WORK TO COMPLETE:
Please count the lines below that contain the word "screenshot", and reply with that number alone.

(Excerpt from a dataset)
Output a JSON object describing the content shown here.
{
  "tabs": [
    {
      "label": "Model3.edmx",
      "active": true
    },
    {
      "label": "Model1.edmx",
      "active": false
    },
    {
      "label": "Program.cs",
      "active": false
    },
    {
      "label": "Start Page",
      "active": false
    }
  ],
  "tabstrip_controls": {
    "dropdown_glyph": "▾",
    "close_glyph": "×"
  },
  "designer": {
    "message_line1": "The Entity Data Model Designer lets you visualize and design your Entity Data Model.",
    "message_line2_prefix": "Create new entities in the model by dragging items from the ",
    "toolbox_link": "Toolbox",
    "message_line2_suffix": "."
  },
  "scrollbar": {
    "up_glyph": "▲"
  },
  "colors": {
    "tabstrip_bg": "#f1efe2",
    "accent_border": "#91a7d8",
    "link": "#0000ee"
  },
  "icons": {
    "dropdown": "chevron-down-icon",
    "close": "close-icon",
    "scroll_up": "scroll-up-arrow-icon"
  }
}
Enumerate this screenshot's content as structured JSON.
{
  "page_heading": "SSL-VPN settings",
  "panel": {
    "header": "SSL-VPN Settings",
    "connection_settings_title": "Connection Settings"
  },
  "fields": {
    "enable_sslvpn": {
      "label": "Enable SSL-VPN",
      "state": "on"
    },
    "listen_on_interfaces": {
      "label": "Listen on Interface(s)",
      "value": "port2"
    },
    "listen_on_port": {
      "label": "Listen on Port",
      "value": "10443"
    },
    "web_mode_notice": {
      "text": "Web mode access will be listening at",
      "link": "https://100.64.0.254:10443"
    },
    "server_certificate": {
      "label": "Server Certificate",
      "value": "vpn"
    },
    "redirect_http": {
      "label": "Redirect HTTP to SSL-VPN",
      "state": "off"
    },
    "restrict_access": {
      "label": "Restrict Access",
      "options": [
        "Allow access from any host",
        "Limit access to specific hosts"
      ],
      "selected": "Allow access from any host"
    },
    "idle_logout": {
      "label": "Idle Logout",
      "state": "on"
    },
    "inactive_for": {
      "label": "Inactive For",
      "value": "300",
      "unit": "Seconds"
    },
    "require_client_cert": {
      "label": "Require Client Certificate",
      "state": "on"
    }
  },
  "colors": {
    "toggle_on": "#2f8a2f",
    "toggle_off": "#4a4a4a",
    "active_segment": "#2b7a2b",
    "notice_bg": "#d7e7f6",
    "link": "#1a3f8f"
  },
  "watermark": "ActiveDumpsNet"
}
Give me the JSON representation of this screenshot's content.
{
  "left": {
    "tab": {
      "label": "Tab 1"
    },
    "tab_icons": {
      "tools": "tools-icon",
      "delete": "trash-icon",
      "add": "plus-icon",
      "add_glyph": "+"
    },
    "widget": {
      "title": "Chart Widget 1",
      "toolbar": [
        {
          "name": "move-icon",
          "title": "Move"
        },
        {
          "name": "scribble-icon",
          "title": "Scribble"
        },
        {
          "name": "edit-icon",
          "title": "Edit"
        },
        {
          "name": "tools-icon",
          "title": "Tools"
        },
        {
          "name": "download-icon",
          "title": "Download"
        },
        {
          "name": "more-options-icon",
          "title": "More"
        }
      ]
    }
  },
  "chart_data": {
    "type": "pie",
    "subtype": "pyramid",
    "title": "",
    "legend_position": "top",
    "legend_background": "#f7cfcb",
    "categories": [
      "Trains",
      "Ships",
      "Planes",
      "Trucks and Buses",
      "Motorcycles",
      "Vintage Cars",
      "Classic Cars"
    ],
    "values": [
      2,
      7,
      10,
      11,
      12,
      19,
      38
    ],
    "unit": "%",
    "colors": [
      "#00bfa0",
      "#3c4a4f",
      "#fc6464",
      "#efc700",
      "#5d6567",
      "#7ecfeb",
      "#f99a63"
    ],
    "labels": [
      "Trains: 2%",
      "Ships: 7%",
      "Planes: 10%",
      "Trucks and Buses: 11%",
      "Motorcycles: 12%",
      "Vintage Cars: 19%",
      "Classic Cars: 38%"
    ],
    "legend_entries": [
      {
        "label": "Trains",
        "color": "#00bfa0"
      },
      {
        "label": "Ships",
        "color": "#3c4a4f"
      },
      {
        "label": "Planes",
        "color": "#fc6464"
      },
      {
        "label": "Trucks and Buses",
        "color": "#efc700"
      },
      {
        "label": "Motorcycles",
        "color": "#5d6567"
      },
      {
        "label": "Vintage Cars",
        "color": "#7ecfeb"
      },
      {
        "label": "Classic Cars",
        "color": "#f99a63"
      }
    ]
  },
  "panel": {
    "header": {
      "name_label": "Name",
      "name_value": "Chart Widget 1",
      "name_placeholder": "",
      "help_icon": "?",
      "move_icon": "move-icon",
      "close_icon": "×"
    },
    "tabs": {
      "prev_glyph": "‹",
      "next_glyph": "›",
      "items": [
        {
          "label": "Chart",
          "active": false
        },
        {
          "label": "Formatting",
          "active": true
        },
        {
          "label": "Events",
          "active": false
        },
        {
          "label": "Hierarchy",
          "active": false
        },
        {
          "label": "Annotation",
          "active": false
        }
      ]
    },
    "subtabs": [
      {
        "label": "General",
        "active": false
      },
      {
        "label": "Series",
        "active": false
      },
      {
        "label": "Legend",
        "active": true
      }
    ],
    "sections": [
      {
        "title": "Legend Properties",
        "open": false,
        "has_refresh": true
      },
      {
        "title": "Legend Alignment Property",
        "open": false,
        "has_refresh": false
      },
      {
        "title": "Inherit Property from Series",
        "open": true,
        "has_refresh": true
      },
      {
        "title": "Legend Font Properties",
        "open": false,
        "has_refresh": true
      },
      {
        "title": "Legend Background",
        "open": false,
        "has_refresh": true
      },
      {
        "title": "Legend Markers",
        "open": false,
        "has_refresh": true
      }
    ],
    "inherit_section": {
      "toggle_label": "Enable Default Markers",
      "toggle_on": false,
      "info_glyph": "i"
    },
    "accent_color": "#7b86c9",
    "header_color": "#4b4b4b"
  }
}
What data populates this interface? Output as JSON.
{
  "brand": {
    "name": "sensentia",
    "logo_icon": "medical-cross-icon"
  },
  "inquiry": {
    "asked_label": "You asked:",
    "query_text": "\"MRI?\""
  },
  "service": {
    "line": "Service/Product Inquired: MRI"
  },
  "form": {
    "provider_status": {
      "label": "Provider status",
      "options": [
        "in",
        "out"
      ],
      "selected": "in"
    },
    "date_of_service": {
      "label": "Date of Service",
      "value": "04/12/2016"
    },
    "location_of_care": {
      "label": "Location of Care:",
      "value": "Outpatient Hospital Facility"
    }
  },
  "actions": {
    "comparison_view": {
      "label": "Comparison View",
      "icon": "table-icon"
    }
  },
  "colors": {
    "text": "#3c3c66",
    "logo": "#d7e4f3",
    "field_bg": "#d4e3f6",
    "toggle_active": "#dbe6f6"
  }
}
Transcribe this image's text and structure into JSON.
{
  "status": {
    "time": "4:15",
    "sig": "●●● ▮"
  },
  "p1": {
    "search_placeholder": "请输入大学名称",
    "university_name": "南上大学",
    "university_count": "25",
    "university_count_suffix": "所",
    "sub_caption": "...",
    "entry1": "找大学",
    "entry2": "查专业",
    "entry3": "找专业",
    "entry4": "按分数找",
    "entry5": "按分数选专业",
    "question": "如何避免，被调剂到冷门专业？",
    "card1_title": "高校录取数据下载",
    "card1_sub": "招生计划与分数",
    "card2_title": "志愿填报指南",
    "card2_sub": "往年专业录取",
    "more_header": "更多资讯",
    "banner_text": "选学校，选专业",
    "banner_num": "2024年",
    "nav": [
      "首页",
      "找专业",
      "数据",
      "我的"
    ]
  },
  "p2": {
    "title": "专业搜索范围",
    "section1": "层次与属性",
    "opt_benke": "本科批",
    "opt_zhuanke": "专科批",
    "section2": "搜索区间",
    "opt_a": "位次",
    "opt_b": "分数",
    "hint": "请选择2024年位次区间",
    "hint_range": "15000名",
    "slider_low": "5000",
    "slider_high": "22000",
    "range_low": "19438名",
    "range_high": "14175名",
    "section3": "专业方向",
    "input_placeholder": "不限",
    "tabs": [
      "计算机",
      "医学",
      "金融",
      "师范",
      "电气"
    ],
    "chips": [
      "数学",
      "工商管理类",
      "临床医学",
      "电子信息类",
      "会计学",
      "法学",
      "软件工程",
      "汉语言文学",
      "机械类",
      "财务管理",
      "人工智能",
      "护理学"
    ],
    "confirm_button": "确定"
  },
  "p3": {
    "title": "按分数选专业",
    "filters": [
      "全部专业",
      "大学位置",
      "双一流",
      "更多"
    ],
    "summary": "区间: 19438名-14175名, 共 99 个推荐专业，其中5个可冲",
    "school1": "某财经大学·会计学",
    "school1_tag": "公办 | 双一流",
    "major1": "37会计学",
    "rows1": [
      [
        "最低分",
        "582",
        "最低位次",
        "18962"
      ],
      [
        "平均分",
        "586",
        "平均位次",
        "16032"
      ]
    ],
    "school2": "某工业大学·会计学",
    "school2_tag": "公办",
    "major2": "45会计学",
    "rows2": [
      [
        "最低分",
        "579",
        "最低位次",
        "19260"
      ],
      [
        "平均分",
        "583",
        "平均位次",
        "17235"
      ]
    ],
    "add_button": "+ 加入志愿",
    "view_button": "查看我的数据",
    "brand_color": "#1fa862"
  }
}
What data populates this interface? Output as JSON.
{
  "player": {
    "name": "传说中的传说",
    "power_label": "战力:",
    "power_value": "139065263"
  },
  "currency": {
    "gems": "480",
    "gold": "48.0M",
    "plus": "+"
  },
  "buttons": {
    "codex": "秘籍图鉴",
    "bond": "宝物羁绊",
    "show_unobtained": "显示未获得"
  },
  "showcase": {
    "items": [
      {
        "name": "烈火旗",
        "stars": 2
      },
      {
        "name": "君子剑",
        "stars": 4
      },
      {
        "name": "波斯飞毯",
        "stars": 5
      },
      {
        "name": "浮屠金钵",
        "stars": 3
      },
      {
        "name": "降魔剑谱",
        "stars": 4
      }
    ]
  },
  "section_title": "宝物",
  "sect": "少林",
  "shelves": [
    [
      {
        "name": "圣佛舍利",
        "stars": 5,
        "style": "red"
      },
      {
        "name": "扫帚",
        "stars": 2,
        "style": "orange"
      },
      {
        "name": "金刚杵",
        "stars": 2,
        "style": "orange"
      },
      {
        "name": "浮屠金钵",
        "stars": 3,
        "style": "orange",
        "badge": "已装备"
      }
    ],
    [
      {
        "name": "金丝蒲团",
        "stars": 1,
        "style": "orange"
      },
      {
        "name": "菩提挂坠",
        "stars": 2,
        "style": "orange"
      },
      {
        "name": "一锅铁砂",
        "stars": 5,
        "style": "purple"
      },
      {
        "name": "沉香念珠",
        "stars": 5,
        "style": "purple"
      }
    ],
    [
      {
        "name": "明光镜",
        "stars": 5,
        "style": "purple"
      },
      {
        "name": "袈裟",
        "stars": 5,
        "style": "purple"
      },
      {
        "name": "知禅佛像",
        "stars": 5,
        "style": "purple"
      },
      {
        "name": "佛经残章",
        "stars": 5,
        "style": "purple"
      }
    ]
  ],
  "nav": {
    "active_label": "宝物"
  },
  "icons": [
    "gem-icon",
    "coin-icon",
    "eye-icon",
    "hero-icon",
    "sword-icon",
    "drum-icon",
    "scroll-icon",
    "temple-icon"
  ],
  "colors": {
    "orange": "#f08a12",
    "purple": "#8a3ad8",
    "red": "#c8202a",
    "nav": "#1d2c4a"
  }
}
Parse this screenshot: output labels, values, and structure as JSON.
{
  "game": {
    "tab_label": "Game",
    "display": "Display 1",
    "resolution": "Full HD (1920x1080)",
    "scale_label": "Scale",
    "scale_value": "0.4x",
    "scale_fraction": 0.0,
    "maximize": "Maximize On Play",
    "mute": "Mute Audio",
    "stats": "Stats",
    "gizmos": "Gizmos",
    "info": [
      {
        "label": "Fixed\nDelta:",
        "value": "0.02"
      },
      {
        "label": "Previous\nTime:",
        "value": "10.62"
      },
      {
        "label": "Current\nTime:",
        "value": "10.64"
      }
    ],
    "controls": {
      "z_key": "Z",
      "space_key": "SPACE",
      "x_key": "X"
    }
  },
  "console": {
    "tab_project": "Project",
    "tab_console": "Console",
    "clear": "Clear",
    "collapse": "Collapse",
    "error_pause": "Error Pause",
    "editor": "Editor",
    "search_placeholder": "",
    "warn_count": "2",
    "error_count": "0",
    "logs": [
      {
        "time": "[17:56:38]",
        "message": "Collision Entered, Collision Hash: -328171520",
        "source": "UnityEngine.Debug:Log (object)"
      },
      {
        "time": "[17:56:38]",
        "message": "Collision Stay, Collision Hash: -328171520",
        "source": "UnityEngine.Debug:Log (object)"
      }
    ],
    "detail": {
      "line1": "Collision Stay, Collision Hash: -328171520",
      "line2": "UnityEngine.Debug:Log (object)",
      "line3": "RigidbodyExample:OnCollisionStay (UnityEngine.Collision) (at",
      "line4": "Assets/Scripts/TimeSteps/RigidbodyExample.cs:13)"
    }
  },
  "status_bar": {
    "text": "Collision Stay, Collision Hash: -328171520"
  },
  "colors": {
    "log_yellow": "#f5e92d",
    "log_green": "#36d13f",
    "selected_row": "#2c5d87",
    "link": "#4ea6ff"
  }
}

CORRECT RESULT:
3